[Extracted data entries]
[start]
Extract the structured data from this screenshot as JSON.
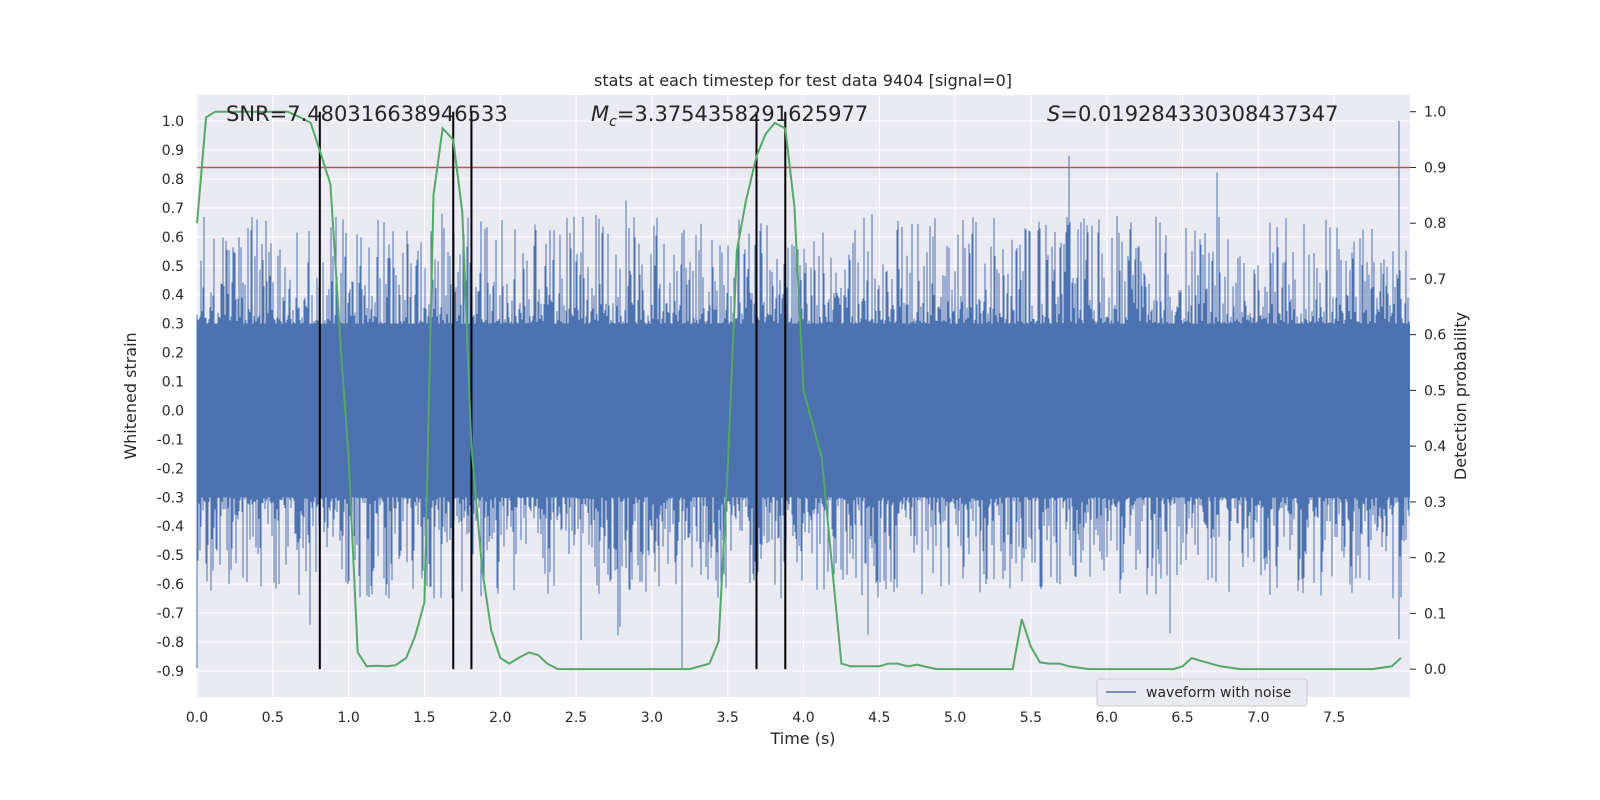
{
  "chart_data": {
    "type": "line",
    "title": "stats at each timestep for test data 9404 [signal=0]",
    "xlabel": "Time (s)",
    "ylabel_left": "Whitened strain",
    "ylabel_right": "Detection probability",
    "xlim": [
      0.0,
      8.0
    ],
    "ylim_left": [
      -0.99,
      1.09
    ],
    "ylim_right": [
      -0.05,
      1.03
    ],
    "x_ticks": [
      "0.0",
      "0.5",
      "1.0",
      "1.5",
      "2.0",
      "2.5",
      "3.0",
      "3.5",
      "4.0",
      "4.5",
      "5.0",
      "5.5",
      "6.0",
      "6.5",
      "7.0",
      "7.5"
    ],
    "y_ticks_left": [
      "1.0",
      "0.9",
      "0.8",
      "0.7",
      "0.6",
      "0.5",
      "0.4",
      "0.3",
      "0.2",
      "0.1",
      "0.0",
      "-0.1",
      "-0.2",
      "-0.3",
      "-0.4",
      "-0.5",
      "-0.6",
      "-0.7",
      "-0.8",
      "-0.9"
    ],
    "y_ticks_right": [
      "1.0",
      "0.9",
      "0.8",
      "0.7",
      "0.6",
      "0.5",
      "0.4",
      "0.3",
      "0.2",
      "0.1",
      "0.0"
    ],
    "annotations": {
      "snr": "SNR=7.480316638946533",
      "mc_symbol": "M",
      "mc_sub": "c",
      "mc_value": "=3.3754358291625977",
      "s_symbol": "S",
      "s_value": "=0.019284330308437347"
    },
    "threshold_right": 0.9,
    "vertical_lines_x": [
      0.81,
      1.69,
      1.81,
      3.69,
      3.88
    ],
    "series": [
      {
        "name": "waveform with noise",
        "axis": "left",
        "style": "dense-noise",
        "core_range": [
          -0.3,
          0.3
        ],
        "peak_envelope": [
          -0.89,
          1.0
        ]
      },
      {
        "name": "detection probability",
        "axis": "right",
        "x": [
          0.0,
          0.06,
          0.12,
          0.25,
          0.5,
          0.6,
          0.68,
          0.75,
          0.81,
          0.88,
          0.95,
          1.0,
          1.06,
          1.12,
          1.19,
          1.25,
          1.31,
          1.38,
          1.44,
          1.5,
          1.56,
          1.62,
          1.69,
          1.75,
          1.81,
          1.88,
          1.94,
          2.0,
          2.06,
          2.12,
          2.19,
          2.25,
          2.31,
          2.38,
          2.44,
          2.5,
          2.62,
          2.75,
          3.0,
          3.25,
          3.38,
          3.44,
          3.5,
          3.56,
          3.62,
          3.69,
          3.75,
          3.81,
          3.88,
          3.94,
          4.0,
          4.12,
          4.19,
          4.25,
          4.31,
          4.38,
          4.5,
          4.56,
          4.62,
          4.69,
          4.75,
          4.81,
          4.88,
          4.94,
          5.0,
          5.06,
          5.19,
          5.31,
          5.38,
          5.44,
          5.5,
          5.56,
          5.62,
          5.69,
          5.75,
          5.88,
          6.0,
          6.25,
          6.44,
          6.5,
          6.56,
          6.62,
          6.75,
          6.88,
          7.0,
          7.25,
          7.5,
          7.75,
          7.88,
          7.94
        ],
        "values": [
          0.8,
          0.99,
          1.0,
          1.0,
          1.0,
          1.0,
          0.99,
          0.98,
          0.93,
          0.87,
          0.57,
          0.38,
          0.03,
          0.005,
          0.006,
          0.005,
          0.007,
          0.02,
          0.06,
          0.12,
          0.85,
          0.97,
          0.95,
          0.82,
          0.4,
          0.18,
          0.07,
          0.02,
          0.01,
          0.02,
          0.03,
          0.025,
          0.01,
          0.0,
          0.0,
          0.0,
          0.0,
          0.0,
          0.0,
          0.0,
          0.01,
          0.05,
          0.36,
          0.75,
          0.84,
          0.92,
          0.96,
          0.98,
          0.97,
          0.83,
          0.5,
          0.38,
          0.18,
          0.01,
          0.005,
          0.005,
          0.005,
          0.01,
          0.01,
          0.005,
          0.008,
          0.004,
          0.0,
          0.0,
          0.0,
          0.0,
          0.0,
          0.0,
          0.0,
          0.09,
          0.04,
          0.012,
          0.01,
          0.01,
          0.005,
          0.0,
          0.0,
          0.0,
          0.0,
          0.005,
          0.02,
          0.015,
          0.005,
          0.0,
          0.0,
          0.0,
          0.0,
          0.0,
          0.005,
          0.02
        ]
      }
    ],
    "legend": {
      "label": "waveform with noise",
      "position": "bottom-right"
    },
    "colors": {
      "background": "#eaeaf2",
      "grid": "#ffffff",
      "waveform": "#4c72b0",
      "probability": "#55a868",
      "threshold": "#c44e52",
      "vlines": "#000000"
    }
  }
}
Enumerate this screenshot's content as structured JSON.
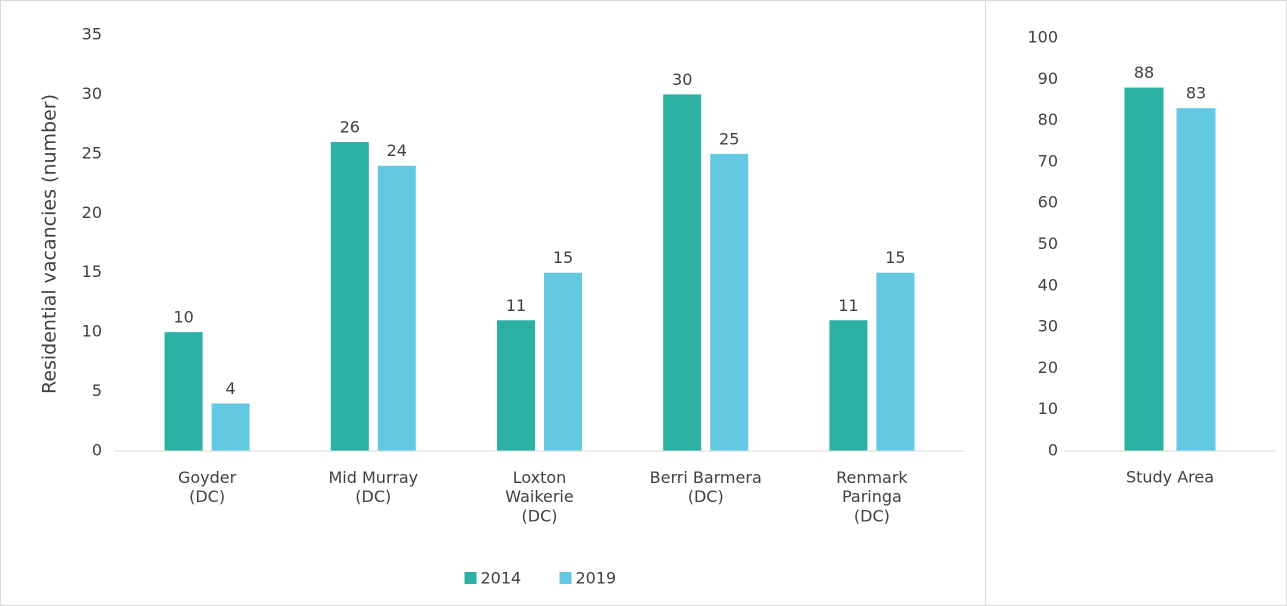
{
  "chart_data": [
    {
      "type": "bar",
      "y_label": "Residential vacancies  (number)",
      "categories": [
        "Goyder\n(DC)",
        "Mid Murray\n(DC)",
        "Loxton\nWaikerie\n(DC)",
        "Berri Barmera\n(DC)",
        "Renmark\nParinga\n(DC)"
      ],
      "series": [
        {
          "name": "2014",
          "color": "#2db0a4",
          "values": [
            10,
            26,
            11,
            30,
            11
          ]
        },
        {
          "name": "2019",
          "color": "#63c9e2",
          "values": [
            4,
            24,
            15,
            25,
            15
          ]
        }
      ],
      "ylim": [
        0,
        35
      ],
      "yticks": [
        0,
        5,
        10,
        15,
        20,
        25,
        30,
        35
      ],
      "grid": false,
      "legend": "bottom"
    },
    {
      "type": "bar",
      "categories": [
        "Study Area"
      ],
      "series": [
        {
          "color": "#2db0a4",
          "values": [
            88
          ]
        },
        {
          "color": "#63c9e2",
          "values": [
            83
          ]
        }
      ],
      "ylim": [
        0,
        100
      ],
      "yticks": [
        0,
        10,
        20,
        30,
        40,
        50,
        60,
        70,
        80,
        90,
        100
      ],
      "grid": false
    }
  ]
}
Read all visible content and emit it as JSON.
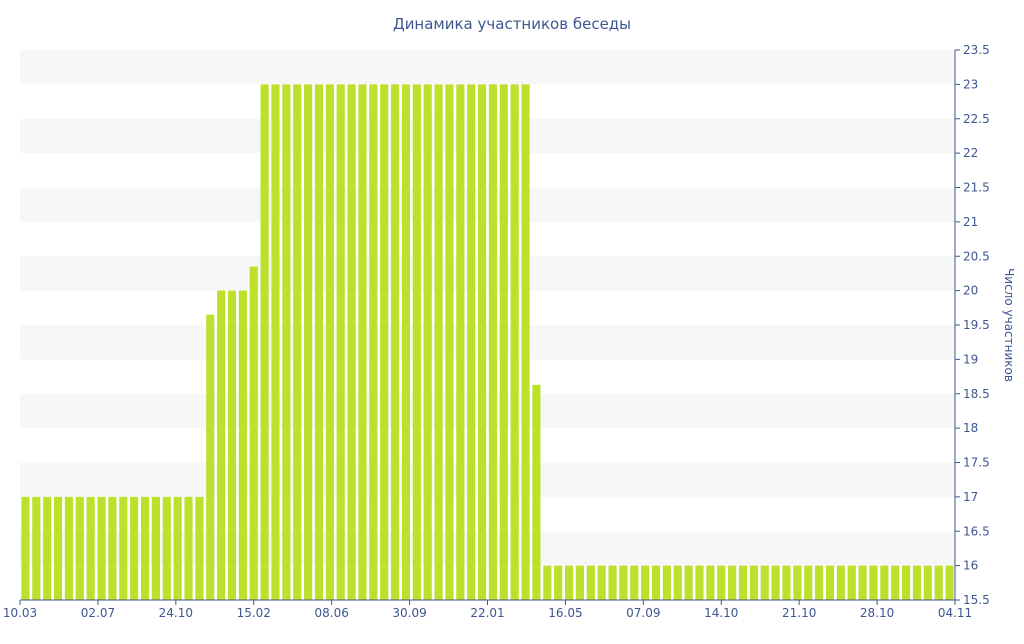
{
  "chart_data": {
    "type": "bar",
    "title": "Динамика участников беседы",
    "ylabel": "Число участников",
    "xlabel": "",
    "ylim": [
      15.5,
      23.5
    ],
    "y_ticks": [
      "15.5",
      "16",
      "16.5",
      "17",
      "17.5",
      "18",
      "18.5",
      "19",
      "19.5",
      "20",
      "20.5",
      "21",
      "21.5",
      "22",
      "22.5",
      "23",
      "23.5"
    ],
    "x_tick_labels": [
      "10.03",
      "02.07",
      "24.10",
      "15.02",
      "08.06",
      "30.09",
      "22.01",
      "16.05",
      "07.09",
      "14.10",
      "21.10",
      "28.10",
      "04.11"
    ],
    "y_axis_position": "right",
    "grid": "horizontal-bands",
    "legend": "none",
    "bar_color": "#bde02c",
    "band_color": "#f7f7f7",
    "text_color": "#3e5691",
    "values": [
      17,
      17,
      17,
      17,
      17,
      17,
      17,
      17,
      17,
      17,
      17,
      17,
      17,
      17,
      17,
      17,
      17,
      19.65,
      20,
      20,
      20,
      20.35,
      23,
      23,
      23,
      23,
      23,
      23,
      23,
      23,
      23,
      23,
      23,
      23,
      23,
      23,
      23,
      23,
      23,
      23,
      23,
      23,
      23,
      23,
      23,
      23,
      23,
      18.63,
      16,
      16,
      16,
      16,
      16,
      16,
      16,
      16,
      16,
      16,
      16,
      16,
      16,
      16,
      16,
      16,
      16,
      16,
      16,
      16,
      16,
      16,
      16,
      16,
      16,
      16,
      16,
      16,
      16,
      16,
      16,
      16,
      16,
      16,
      16,
      16,
      16,
      16
    ]
  }
}
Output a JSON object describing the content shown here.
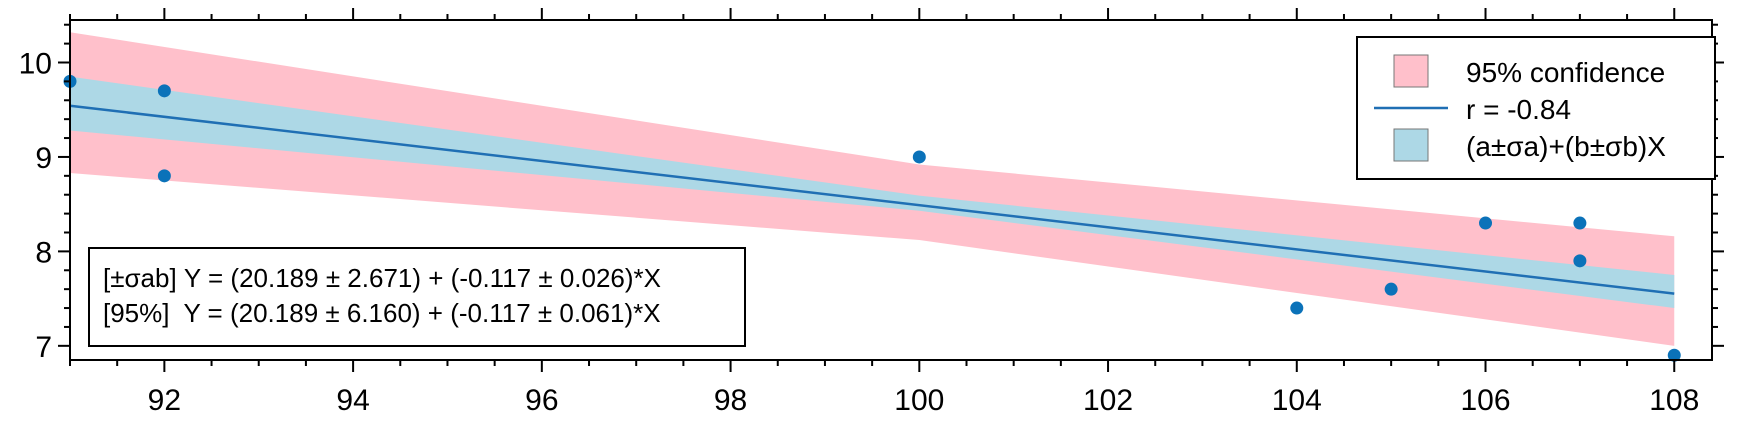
{
  "colors": {
    "confidence_band": "#ffc0cb",
    "sigma_band": "#add8e6",
    "fit_line": "#1f6fb4",
    "points": "#0b72b9",
    "axis": "#000000"
  },
  "legend": {
    "placement": "top-right",
    "entries": [
      {
        "label": "95% confidence",
        "kind": "patch",
        "color": "#ffc0cb"
      },
      {
        "label": "r = -0.84",
        "kind": "line",
        "color": "#1f6fb4"
      },
      {
        "label": "(a±σa)+(b±σb)X",
        "kind": "patch",
        "color": "#add8e6"
      }
    ]
  },
  "equations": {
    "placement": "bottom-left",
    "lines": [
      "[±σab] Y = (20.189 ± 2.671) + (-0.117 ± 0.026)*X",
      "[95%]  Y = (20.189 ± 6.160) + (-0.117 ± 0.061)*X"
    ]
  },
  "chart_data": {
    "type": "scatter",
    "title": "",
    "xlabel": "",
    "ylabel": "",
    "xlim": [
      91,
      108.4
    ],
    "ylim": [
      6.85,
      10.45
    ],
    "x_ticks": [
      92,
      94,
      96,
      98,
      100,
      102,
      104,
      106,
      108
    ],
    "y_ticks": [
      7,
      8,
      9,
      10
    ],
    "grid": false,
    "points": [
      {
        "x": 91,
        "y": 9.8
      },
      {
        "x": 92,
        "y": 9.7
      },
      {
        "x": 92,
        "y": 8.8
      },
      {
        "x": 100,
        "y": 9.0
      },
      {
        "x": 104,
        "y": 7.4
      },
      {
        "x": 105,
        "y": 7.6
      },
      {
        "x": 106,
        "y": 8.3
      },
      {
        "x": 107,
        "y": 8.3
      },
      {
        "x": 107,
        "y": 7.9
      },
      {
        "x": 108,
        "y": 6.9
      }
    ],
    "fit": {
      "intercept": 20.189,
      "slope": -0.117,
      "r": -0.84,
      "x_range": [
        91,
        108
      ]
    },
    "bands": {
      "sigma": {
        "x": [
          91,
          100,
          108
        ],
        "lower": [
          9.28,
          8.43,
          7.4
        ],
        "upper": [
          9.85,
          8.59,
          7.75
        ]
      },
      "confidence_95": {
        "x": [
          91,
          100,
          108
        ],
        "lower": [
          8.83,
          8.12,
          7.0
        ],
        "upper": [
          10.32,
          8.92,
          8.16
        ]
      }
    }
  }
}
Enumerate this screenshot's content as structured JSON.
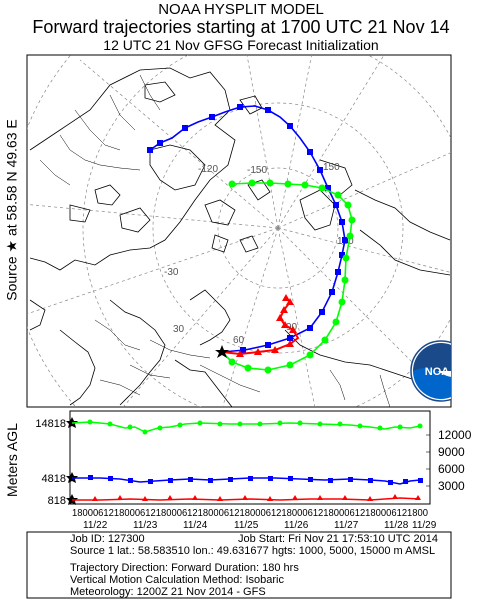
[end]
WRITTEN PROBLEM: Copy each line of the data above that holds "legend".

WRITTEN ANSWER:
    "legend": {
      "legend": "bottom"
    "legend": "none",
  "legend": {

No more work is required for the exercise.